● EXERCISE BRIEF
Leave out the pictures and repeat everything else in the records exactly.

Data items

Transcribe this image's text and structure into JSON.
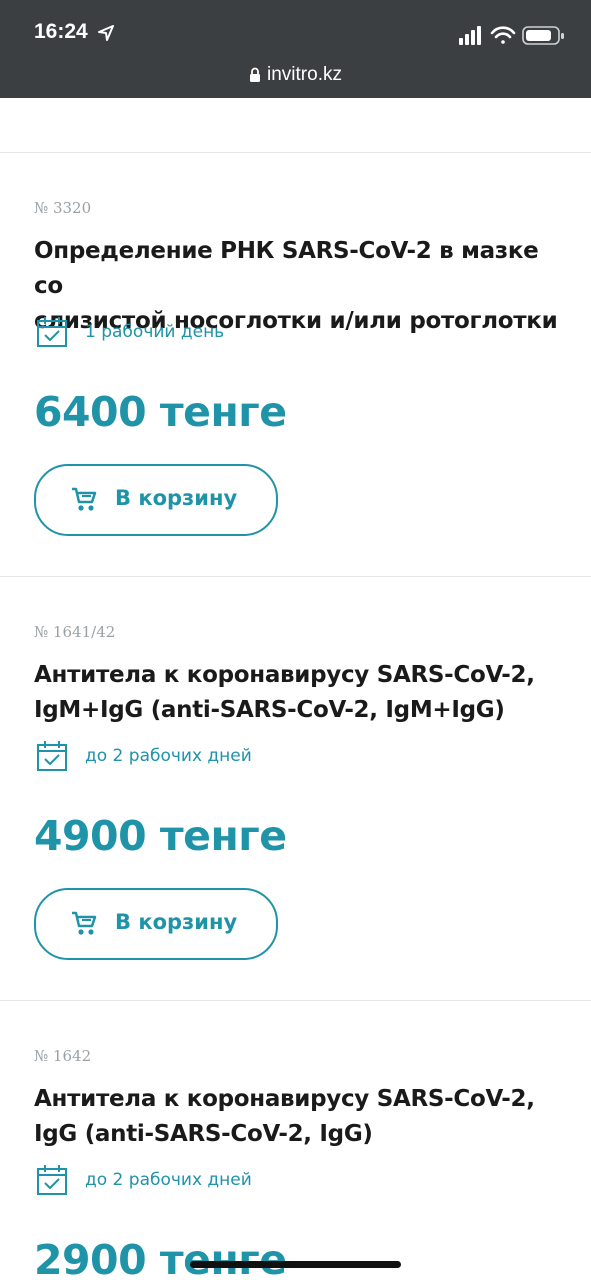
{
  "status_bar": {
    "time": "16:24",
    "url": "invitro.kz"
  },
  "products": [
    {
      "number": "№ 3320",
      "title_line1": "Определение РНК SARS-CoV-2 в мазке со",
      "title_line2": "слизистой носоглотки и/или ротоглотки",
      "term": "1 рабочий день",
      "price": "6400 тенге",
      "button": "В корзину"
    },
    {
      "number": "№ 1641/42",
      "title_line1": "Антитела к коронавирусу SARS-CoV-2,",
      "title_line2": "IgM+IgG (anti-SARS-CoV-2, IgM+IgG)",
      "term": "до 2 рабочих дней",
      "price": "4900 тенге",
      "button": "В корзину"
    },
    {
      "number": "№ 1642",
      "title_line1": "Антитела к коронавирусу SARS-CoV-2,",
      "title_line2": "IgG (anti-SARS-CoV-2, IgG)",
      "term": "до 2 рабочих дней",
      "price": "2900 тенге"
    }
  ],
  "colors": {
    "accent": "#1f93a8",
    "status_bar_bg": "#3b3f42",
    "title": "#1a1a1a",
    "muted": "#9aa1a6"
  }
}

● ANSWER IN FULL
Transcribe this image's text and structure into JSON.
{
  "status_bar": {
    "time": "16:24",
    "url": "invitro.kz"
  },
  "products": [
    {
      "number": "№ 3320",
      "title_line1": "Определение РНК SARS-CoV-2 в мазке со",
      "title_line2": "слизистой носоглотки и/или ротоглотки",
      "term": "1 рабочий день",
      "price": "6400 тенге",
      "button": "В корзину"
    },
    {
      "number": "№ 1641/42",
      "title_line1": "Антитела к коронавирусу SARS-CoV-2,",
      "title_line2": "IgM+IgG (anti-SARS-CoV-2, IgM+IgG)",
      "term": "до 2 рабочих дней",
      "price": "4900 тенге",
      "button": "В корзину"
    },
    {
      "number": "№ 1642",
      "title_line1": "Антитела к коронавирусу SARS-CoV-2,",
      "title_line2": "IgG (anti-SARS-CoV-2, IgG)",
      "term": "до 2 рабочих дней",
      "price": "2900 тенге"
    }
  ],
  "colors": {
    "accent": "#1f93a8",
    "status_bar_bg": "#3b3f42",
    "title": "#1a1a1a",
    "muted": "#9aa1a6"
  }
}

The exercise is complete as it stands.